*SET EXERCISE*:
Please output every line of the material as it stands, without the pictures.

- - -

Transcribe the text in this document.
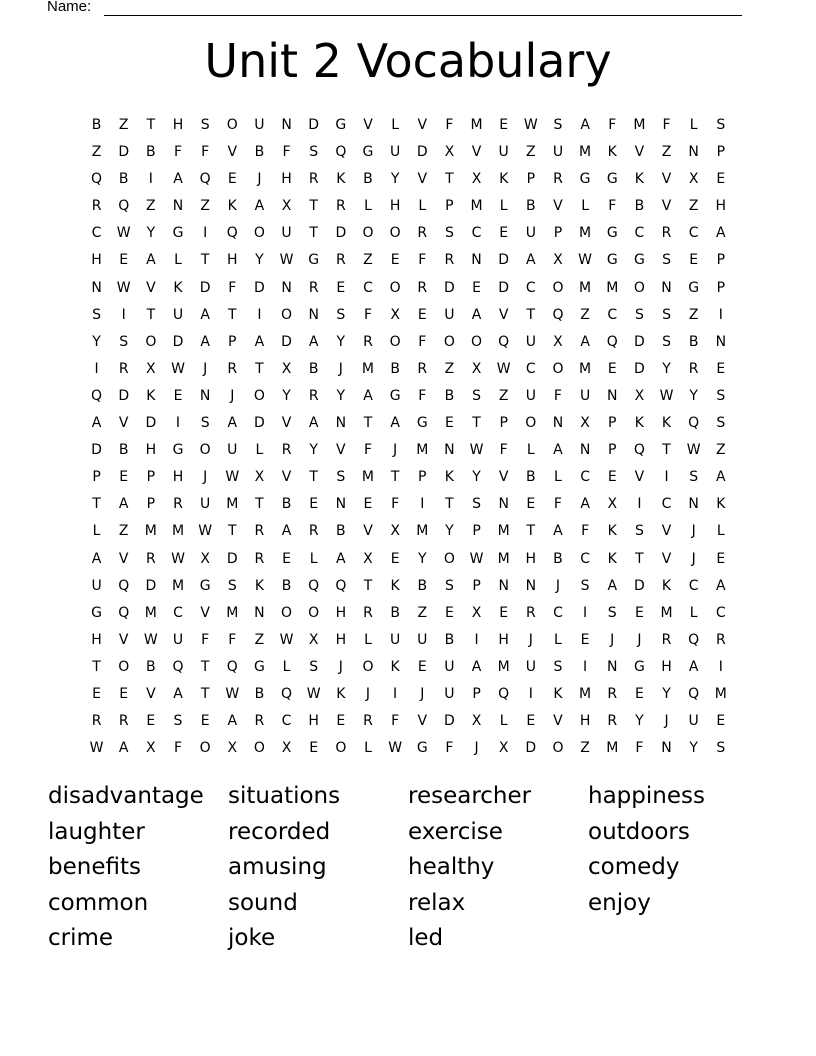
Name:
Unit 2 Vocabulary
B	Z	T	H	S	O	U	N	D	G	V	L	V	F	M	E	W	S	A	F	M	F	L	S
Z	D	B	F	F	V	B	F	S	Q	G	U	D	X	V	U	Z	U	M	K	V	Z	N	P
Q	B	I	A	Q	E	J	H	R	K	B	Y	V	T	X	K	P	R	G	G	K	V	X	E
R	Q	Z	N	Z	K	A	X	T	R	L	H	L	P	M	L	B	V	L	F	B	V	Z	H
C	W	Y	G	I	Q	O	U	T	D	O	O	R	S	C	E	U	P	M	G	C	R	C	A
H	E	A	L	T	H	Y	W	G	R	Z	E	F	R	N	D	A	X	W	G	G	S	E	P
N	W	V	K	D	F	D	N	R	E	C	O	R	D	E	D	C	O	M	M	O	N	G	P
S	I	T	U	A	T	I	O	N	S	F	X	E	U	A	V	T	Q	Z	C	S	S	Z	I
Y	S	O	D	A	P	A	D	A	Y	R	O	F	O	O	Q	U	X	A	Q	D	S	B	N
I	R	X	W	J	R	T	X	B	J	M	B	R	Z	X	W	C	O	M	E	D	Y	R	E
Q	D	K	E	N	J	O	Y	R	Y	A	G	F	B	S	Z	U	F	U	N	X	W	Y	S
A	V	D	I	S	A	D	V	A	N	T	A	G	E	T	P	O	N	X	P	K	K	Q	S
D	B	H	G	O	U	L	R	Y	V	F	J	M	N	W	F	L	A	N	P	Q	T	W	Z
P	E	P	H	J	W	X	V	T	S	M	T	P	K	Y	V	B	L	C	E	V	I	S	A
T	A	P	R	U	M	T	B	E	N	E	F	I	T	S	N	E	F	A	X	I	C	N	K
L	Z	M	M	W	T	R	A	R	B	V	X	M	Y	P	M	T	A	F	K	S	V	J	L
A	V	R	W	X	D	R	E	L	A	X	E	Y	O	W	M	H	B	C	K	T	V	J	E
U	Q	D	M	G	S	K	B	Q	Q	T	K	B	S	P	N	N	J	S	A	D	K	C	A
G	Q	M	C	V	M	N	O	O	H	R	B	Z	E	X	E	R	C	I	S	E	M	L	C
H	V	W	U	F	F	Z	W	X	H	L	U	U	B	I	H	J	L	E	J	J	R	Q	R
T	O	B	Q	T	Q	G	L	S	J	O	K	E	U	A	M	U	S	I	N	G	H	A	I
E	E	V	A	T	W	B	Q	W	K	J	I	J	U	P	Q	I	K	M	R	E	Y	Q	M
R	R	E	S	E	A	R	C	H	E	R	F	V	D	X	L	E	V	H	R	Y	J	U	E
W	A	X	F	O	X	O	X	E	O	L	W	G	F	J	X	D	O	Z	M	F	N	Y	S
disadvantage
laughter
benefits
common
crime
situations
recorded
amusing
sound
joke
researcher
exercise
healthy
relax
led
happiness
outdoors
comedy
enjoy
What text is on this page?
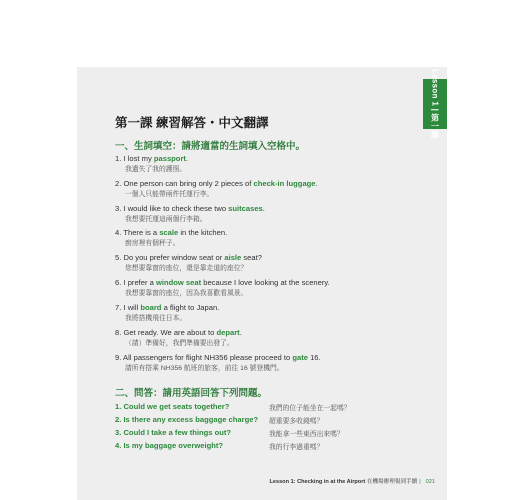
Lesson 1 | 第一課
第一課 練習解答・中文翻譯
一、生詞填空：請將適當的生詞填入空格中。
1. I lost my passport.
我遺失了我的護照。
2. One person can bring only 2 pieces of check-in luggage.
一個人只能帶兩件托運行李。
3. I would like to check these two suitcases.
我想要托運這兩個行李箱。
4. There is a scale in the kitchen.
廚房裡有個秤子。
5. Do you prefer window seat or aisle seat?
您想要靠窗的座位，還是靠走道的座位？
6. I prefer a window seat because I love looking at the scenery.
我想要靠窗的座位，因為我喜歡看風景。
7. I will board a flight to Japan.
我將搭機飛往日本。
8. Get ready. We are about to depart.
（請）準備好，我們準備要出發了。
9. All passengers for flight NH356 please proceed to gate 16.
請所有搭乘 NH356 航班的旅客，前往 16 號登機門。
二、問答：請用英語回答下列問題。
1. Could we get seats together?	我們的位子能坐在一起嗎？
2. Is there any excess baggage charge? 超重要多收錢嗎？
3. Could I take a few things out?	我能拿一些東西出來嗎？
4. Is my baggage overweight?	我的行李過重嗎？
Lesson 1: Checking in at the Airport 在機場辦理報到手續 | 021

- - -

*EXERCISE OUTPUT*:
Transcribe the text in this document.
Name:
Unit 2 Vocabulary
B	Z	T	H	S	O	U	N	D	G	V	L	V	F	M	E	W	S	A	F	M	F	L	S
Z	D	B	F	F	V	B	F	S	Q	G	U	D	X	V	U	Z	U	M	K	V	Z	N	P
Q	B	I	A	Q	E	J	H	R	K	B	Y	V	T	X	K	P	R	G	G	K	V	X	E
R	Q	Z	N	Z	K	A	X	T	R	L	H	L	P	M	L	B	V	L	F	B	V	Z	H
C	W	Y	G	I	Q	O	U	T	D	O	O	R	S	C	E	U	P	M	G	C	R	C	A
H	E	A	L	T	H	Y	W	G	R	Z	E	F	R	N	D	A	X	W	G	G	S	E	P
N	W	V	K	D	F	D	N	R	E	C	O	R	D	E	D	C	O	M	M	O	N	G	P
S	I	T	U	A	T	I	O	N	S	F	X	E	U	A	V	T	Q	Z	C	S	S	Z	I
Y	S	O	D	A	P	A	D	A	Y	R	O	F	O	O	Q	U	X	A	Q	D	S	B	N
I	R	X	W	J	R	T	X	B	J	M	B	R	Z	X	W	C	O	M	E	D	Y	R	E
Q	D	K	E	N	J	O	Y	R	Y	A	G	F	B	S	Z	U	F	U	N	X	W	Y	S
A	V	D	I	S	A	D	V	A	N	T	A	G	E	T	P	O	N	X	P	K	K	Q	S
D	B	H	G	O	U	L	R	Y	V	F	J	M	N	W	F	L	A	N	P	Q	T	W	Z
P	E	P	H	J	W	X	V	T	S	M	T	P	K	Y	V	B	L	C	E	V	I	S	A
T	A	P	R	U	M	T	B	E	N	E	F	I	T	S	N	E	F	A	X	I	C	N	K
L	Z	M	M	W	T	R	A	R	B	V	X	M	Y	P	M	T	A	F	K	S	V	J	L
A	V	R	W	X	D	R	E	L	A	X	E	Y	O	W	M	H	B	C	K	T	V	J	E
U	Q	D	M	G	S	K	B	Q	Q	T	K	B	S	P	N	N	J	S	A	D	K	C	A
G	Q	M	C	V	M	N	O	O	H	R	B	Z	E	X	E	R	C	I	S	E	M	L	C
H	V	W	U	F	F	Z	W	X	H	L	U	U	B	I	H	J	L	E	J	J	R	Q	R
T	O	B	Q	T	Q	G	L	S	J	O	K	E	U	A	M	U	S	I	N	G	H	A	I
E	E	V	A	T	W	B	Q	W	K	J	I	J	U	P	Q	I	K	M	R	E	Y	Q	M
R	R	E	S	E	A	R	C	H	E	R	F	V	D	X	L	E	V	H	R	Y	J	U	E
W	A	X	F	O	X	O	X	E	O	L	W	G	F	J	X	D	O	Z	M	F	N	Y	S
disadvantage
laughter
benefits
common
crime
situations
recorded
amusing
sound
joke
researcher
exercise
healthy
relax
led
happiness
outdoors
comedy
enjoy
What text is on this page?
Lesson 1 | 第一課
第一課 練習解答・中文翻譯
一、生詞填空：請將適當的生詞填入空格中。
1. I lost my passport.
我遺失了我的護照。
2. One person can bring only 2 pieces of check-in luggage.
一個人只能帶兩件托運行李。
3. I would like to check these two suitcases.
我想要托運這兩個行李箱。
4. There is a scale in the kitchen.
廚房裡有個秤子。
5. Do you prefer window seat or aisle seat?
您想要靠窗的座位，還是靠走道的座位？
6. I prefer a window seat because I love looking at the scenery.
我想要靠窗的座位，因為我喜歡看風景。
7. I will board a flight to Japan.
我將搭機飛往日本。
8. Get ready. We are about to depart.
（請）準備好，我們準備要出發了。
9. All passengers for flight NH356 please proceed to gate 16.
請所有搭乘 NH356 航班的旅客，前往 16 號登機門。
二、問答：請用英語回答下列問題。
1. Could we get seats together?	我們的位子能坐在一起嗎？
2. Is there any excess baggage charge? 超重要多收錢嗎？
3. Could I take a few things out?	我能拿一些東西出來嗎？
4. Is my baggage overweight?	我的行李過重嗎？
Lesson 1: Checking in at the Airport 在機場辦理報到手續 | 021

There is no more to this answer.